** Given request **
Collect every line that includes the string "года".

** Dataset rows **
********************
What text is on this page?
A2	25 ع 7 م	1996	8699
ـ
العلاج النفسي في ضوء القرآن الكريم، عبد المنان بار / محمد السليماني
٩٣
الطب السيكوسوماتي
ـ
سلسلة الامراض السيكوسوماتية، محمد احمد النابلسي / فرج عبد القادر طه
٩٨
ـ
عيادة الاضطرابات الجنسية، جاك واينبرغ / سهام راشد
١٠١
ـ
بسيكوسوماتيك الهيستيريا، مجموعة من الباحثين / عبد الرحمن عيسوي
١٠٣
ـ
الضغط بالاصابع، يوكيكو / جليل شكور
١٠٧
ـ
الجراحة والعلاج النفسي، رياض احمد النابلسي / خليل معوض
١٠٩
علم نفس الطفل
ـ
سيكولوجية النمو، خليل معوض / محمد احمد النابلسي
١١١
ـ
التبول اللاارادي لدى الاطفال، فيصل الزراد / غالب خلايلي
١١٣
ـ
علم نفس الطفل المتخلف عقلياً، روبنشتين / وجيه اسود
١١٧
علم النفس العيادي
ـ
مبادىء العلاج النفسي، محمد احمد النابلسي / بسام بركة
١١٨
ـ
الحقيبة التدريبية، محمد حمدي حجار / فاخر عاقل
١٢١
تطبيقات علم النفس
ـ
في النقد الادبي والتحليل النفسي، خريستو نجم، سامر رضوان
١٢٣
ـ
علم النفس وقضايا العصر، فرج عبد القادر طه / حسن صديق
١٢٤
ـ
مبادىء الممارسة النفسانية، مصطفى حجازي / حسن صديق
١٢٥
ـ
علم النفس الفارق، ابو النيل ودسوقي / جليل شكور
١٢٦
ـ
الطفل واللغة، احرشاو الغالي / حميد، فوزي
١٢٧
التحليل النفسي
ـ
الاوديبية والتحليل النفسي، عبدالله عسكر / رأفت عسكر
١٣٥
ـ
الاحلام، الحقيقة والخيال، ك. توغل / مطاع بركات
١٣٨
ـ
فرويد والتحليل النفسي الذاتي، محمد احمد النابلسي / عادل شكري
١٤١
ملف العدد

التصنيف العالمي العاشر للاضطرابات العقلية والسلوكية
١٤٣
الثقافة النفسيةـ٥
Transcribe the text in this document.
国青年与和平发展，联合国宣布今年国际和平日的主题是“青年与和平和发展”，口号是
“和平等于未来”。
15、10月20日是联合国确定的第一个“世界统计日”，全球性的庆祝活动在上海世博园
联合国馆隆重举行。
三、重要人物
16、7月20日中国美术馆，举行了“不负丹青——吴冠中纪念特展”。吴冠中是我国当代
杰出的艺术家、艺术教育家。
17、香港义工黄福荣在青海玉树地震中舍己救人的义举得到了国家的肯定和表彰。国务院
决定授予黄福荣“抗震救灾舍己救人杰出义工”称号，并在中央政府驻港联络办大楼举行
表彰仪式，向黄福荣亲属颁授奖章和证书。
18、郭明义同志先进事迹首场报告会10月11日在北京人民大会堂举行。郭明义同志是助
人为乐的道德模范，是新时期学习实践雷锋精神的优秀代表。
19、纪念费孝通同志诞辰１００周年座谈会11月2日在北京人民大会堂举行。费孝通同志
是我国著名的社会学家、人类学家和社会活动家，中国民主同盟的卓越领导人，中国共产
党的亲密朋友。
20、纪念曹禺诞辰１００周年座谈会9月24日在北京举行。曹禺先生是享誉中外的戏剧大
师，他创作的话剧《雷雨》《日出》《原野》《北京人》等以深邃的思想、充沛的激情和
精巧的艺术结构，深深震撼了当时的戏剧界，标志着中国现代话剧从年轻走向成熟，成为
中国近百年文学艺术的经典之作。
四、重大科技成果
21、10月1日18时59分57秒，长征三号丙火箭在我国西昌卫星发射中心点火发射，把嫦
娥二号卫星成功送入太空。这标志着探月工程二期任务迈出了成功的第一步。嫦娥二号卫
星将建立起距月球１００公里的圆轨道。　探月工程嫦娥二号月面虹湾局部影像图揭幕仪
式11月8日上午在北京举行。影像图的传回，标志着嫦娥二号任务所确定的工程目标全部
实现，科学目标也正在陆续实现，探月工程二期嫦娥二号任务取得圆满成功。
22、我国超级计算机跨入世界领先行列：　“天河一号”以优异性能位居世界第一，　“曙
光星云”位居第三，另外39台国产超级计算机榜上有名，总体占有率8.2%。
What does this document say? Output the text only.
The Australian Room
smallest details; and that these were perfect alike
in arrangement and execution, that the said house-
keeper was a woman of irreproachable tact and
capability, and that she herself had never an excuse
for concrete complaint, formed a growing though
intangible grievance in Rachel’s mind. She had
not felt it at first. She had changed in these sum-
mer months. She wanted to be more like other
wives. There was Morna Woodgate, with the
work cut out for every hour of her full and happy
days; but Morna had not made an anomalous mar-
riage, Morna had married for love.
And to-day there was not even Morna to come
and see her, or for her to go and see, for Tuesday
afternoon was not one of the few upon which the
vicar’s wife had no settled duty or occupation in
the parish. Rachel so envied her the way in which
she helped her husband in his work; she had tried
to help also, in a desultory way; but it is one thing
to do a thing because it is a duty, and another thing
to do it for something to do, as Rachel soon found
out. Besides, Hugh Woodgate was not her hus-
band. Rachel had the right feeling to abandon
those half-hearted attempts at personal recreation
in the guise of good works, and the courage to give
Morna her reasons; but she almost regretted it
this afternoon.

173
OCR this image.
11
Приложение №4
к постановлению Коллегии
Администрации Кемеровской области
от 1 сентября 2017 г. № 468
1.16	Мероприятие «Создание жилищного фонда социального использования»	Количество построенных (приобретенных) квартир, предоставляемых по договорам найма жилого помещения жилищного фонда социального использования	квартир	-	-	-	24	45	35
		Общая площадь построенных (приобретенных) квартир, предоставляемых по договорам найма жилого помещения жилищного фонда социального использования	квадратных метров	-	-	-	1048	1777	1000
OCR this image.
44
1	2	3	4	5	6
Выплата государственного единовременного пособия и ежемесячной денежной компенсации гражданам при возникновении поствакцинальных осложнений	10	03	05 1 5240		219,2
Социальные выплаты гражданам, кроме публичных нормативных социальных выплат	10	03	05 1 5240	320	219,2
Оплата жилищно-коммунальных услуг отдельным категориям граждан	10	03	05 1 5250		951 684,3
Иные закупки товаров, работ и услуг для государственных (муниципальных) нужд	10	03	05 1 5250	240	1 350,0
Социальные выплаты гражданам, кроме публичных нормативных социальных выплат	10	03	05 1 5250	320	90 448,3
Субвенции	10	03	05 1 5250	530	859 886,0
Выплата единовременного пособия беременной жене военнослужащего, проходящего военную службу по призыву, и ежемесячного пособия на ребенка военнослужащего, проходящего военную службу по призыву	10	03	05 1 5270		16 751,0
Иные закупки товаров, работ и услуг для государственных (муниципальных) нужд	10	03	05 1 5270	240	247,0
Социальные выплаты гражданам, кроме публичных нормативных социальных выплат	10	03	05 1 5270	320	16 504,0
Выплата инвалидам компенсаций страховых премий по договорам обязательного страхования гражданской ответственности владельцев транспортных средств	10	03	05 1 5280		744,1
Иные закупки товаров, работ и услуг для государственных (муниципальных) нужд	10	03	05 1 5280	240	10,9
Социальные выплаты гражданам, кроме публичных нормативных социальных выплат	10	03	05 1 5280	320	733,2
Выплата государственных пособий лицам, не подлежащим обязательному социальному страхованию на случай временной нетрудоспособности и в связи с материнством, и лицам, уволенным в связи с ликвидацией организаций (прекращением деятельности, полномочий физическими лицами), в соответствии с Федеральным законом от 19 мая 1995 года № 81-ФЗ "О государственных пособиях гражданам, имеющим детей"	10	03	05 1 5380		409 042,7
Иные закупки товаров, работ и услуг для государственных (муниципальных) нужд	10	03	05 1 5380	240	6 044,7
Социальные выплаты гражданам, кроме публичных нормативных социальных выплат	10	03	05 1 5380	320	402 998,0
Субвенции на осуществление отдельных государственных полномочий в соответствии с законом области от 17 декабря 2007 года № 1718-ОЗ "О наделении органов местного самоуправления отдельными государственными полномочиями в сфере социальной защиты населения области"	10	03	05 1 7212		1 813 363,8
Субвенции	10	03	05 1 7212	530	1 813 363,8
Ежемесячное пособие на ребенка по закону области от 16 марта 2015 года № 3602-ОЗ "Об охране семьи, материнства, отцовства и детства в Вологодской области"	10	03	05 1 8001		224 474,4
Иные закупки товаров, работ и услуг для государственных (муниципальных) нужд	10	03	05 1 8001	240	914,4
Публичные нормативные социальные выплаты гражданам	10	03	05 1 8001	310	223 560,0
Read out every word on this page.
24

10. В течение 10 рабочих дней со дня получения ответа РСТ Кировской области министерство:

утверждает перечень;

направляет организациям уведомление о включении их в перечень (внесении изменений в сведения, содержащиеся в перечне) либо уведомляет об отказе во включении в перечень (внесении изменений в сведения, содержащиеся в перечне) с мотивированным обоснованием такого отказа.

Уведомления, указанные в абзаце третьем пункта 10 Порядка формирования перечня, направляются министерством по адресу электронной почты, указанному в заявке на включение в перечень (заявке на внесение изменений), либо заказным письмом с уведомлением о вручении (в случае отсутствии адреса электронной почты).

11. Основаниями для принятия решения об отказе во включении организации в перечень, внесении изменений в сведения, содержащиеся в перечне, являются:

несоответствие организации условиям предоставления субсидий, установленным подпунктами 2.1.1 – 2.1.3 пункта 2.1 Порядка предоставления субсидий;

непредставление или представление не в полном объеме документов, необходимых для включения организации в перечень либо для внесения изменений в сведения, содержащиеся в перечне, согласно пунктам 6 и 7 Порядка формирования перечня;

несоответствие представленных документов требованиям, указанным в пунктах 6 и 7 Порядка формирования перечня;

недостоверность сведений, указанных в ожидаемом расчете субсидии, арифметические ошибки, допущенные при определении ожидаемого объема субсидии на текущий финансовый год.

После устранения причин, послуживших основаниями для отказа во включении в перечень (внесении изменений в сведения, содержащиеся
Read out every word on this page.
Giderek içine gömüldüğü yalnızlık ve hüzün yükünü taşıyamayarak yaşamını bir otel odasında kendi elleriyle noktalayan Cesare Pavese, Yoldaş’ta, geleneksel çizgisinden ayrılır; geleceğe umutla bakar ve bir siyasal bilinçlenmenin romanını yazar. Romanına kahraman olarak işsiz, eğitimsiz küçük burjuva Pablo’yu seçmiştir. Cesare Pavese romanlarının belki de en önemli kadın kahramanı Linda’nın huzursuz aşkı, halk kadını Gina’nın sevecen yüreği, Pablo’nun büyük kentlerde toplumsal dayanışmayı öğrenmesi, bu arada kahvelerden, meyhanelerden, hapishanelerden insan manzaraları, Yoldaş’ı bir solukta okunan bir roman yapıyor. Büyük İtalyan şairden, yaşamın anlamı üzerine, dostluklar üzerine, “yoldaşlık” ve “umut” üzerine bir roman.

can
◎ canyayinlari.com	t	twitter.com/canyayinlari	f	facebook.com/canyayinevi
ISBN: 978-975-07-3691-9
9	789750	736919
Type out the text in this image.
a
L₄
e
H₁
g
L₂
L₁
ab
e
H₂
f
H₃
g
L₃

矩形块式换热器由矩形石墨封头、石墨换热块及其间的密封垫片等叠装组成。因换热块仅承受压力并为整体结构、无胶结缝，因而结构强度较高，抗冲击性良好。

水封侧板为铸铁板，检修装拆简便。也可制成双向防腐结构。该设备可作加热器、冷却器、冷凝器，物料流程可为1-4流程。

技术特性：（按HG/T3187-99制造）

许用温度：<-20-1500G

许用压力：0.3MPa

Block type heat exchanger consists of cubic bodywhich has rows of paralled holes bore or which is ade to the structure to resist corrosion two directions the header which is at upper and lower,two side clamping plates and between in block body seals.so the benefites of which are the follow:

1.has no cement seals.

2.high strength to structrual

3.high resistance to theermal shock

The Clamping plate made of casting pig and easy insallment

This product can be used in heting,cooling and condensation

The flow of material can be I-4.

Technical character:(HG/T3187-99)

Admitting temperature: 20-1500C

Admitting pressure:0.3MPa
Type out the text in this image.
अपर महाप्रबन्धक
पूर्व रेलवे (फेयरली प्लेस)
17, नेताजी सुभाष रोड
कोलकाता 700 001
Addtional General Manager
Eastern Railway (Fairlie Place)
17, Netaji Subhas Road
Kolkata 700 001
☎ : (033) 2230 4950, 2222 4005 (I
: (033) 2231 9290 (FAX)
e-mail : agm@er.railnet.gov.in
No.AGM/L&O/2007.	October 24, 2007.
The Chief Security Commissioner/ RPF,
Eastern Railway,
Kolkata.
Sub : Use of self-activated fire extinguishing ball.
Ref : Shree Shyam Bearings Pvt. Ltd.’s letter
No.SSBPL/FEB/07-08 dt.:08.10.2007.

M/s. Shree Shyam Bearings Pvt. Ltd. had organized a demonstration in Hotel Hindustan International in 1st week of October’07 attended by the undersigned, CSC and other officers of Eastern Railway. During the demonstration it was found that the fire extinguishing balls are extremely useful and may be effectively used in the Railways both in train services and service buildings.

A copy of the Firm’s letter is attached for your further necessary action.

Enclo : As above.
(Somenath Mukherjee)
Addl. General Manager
********************
** The completed task **
Выплата государственных пособий лицам, не подлежащим обязательному социальному страхованию на случай временной нетрудоспособности и в связи с материнством, и лицам, уволенным в связи с ликвидацией организаций (прекращением деятельности, полномочий физическими лицами), в соответствии с Федеральным законом от 19 мая 1995 года № 81-ФЗ "О государственных пособиях гражданам, имеющим детей"	10	03	05 1 5380		409 042,7
Субвенции на осуществление отдельных государственных полномочий в соответствии с законом области от 17 декабря 2007 года № 1718-ОЗ "О наделении органов местного самоуправления отдельными государственными полномочиями в сфере социальной защиты населения области"	10	03	05 1 7212		1 813 363,8
Ежемесячное пособие на ребенка по закону области от 16 марта 2015 года № 3602-ОЗ "Об охране семьи, материнства, отцовства и детства в Вологодской области"	10	03	05 1 8001		224 474,4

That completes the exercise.